• WHAT THE TASK REQUIRES
Print out every record exactly as it appears.

++++++++++

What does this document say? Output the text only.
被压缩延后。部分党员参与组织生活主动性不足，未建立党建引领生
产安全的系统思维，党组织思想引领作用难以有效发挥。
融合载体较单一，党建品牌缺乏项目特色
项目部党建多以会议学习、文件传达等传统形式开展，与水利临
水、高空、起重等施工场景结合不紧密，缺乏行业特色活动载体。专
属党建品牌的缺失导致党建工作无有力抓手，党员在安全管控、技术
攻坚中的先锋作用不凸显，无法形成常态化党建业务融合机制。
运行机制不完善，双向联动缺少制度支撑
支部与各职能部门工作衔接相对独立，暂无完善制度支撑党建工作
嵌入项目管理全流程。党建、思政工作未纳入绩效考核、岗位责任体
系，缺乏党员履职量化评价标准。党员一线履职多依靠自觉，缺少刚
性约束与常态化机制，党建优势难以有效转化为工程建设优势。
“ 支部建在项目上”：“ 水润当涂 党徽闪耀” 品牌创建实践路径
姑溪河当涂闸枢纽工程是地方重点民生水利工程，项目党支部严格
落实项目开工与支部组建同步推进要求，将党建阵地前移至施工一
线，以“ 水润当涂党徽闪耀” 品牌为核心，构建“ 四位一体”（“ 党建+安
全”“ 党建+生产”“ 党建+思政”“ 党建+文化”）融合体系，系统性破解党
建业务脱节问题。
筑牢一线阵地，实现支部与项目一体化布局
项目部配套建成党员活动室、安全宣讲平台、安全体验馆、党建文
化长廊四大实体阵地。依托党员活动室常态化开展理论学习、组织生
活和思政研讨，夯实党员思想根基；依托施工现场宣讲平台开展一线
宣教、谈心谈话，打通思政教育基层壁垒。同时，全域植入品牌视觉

++++++++++

• RESPONSE
What does this document say? Output the text only.
被压缩延后。部分党员参与组织生活主动性不足，未建立党建引领生
产安全的系统思维，党组织思想引领作用难以有效发挥。
融合载体较单一，党建品牌缺乏项目特色
项目部党建多以会议学习、文件传达等传统形式开展，与水利临
水、高空、起重等施工场景结合不紧密，缺乏行业特色活动载体。专
属党建品牌的缺失导致党建工作无有力抓手，党员在安全管控、技术
攻坚中的先锋作用不凸显，无法形成常态化党建业务融合机制。
运行机制不完善，双向联动缺少制度支撑
支部与各职能部门工作衔接相对独立，暂无完善制度支撑党建工作
嵌入项目管理全流程。党建、思政工作未纳入绩效考核、岗位责任体
系，缺乏党员履职量化评价标准。党员一线履职多依靠自觉，缺少刚
性约束与常态化机制，党建优势难以有效转化为工程建设优势。
“ 支部建在项目上”：“ 水润当涂 党徽闪耀” 品牌创建实践路径
姑溪河当涂闸枢纽工程是地方重点民生水利工程，项目党支部严格
落实项目开工与支部组建同步推进要求，将党建阵地前移至施工一
线，以“ 水润当涂党徽闪耀” 品牌为核心，构建“ 四位一体”（“ 党建+安
全”“ 党建+生产”“ 党建+思政”“ 党建+文化”）融合体系，系统性破解党
建业务脱节问题。
筑牢一线阵地，实现支部与项目一体化布局
项目部配套建成党员活动室、安全宣讲平台、安全体验馆、党建文
化长廊四大实体阵地。依托党员活动室常态化开展理论学习、组织生
活和思政研讨，夯实党员思想根基；依托施工现场宣讲平台开展一线
宣教、谈心谈话，打通思政教育基层壁垒。同时，全域植入品牌视觉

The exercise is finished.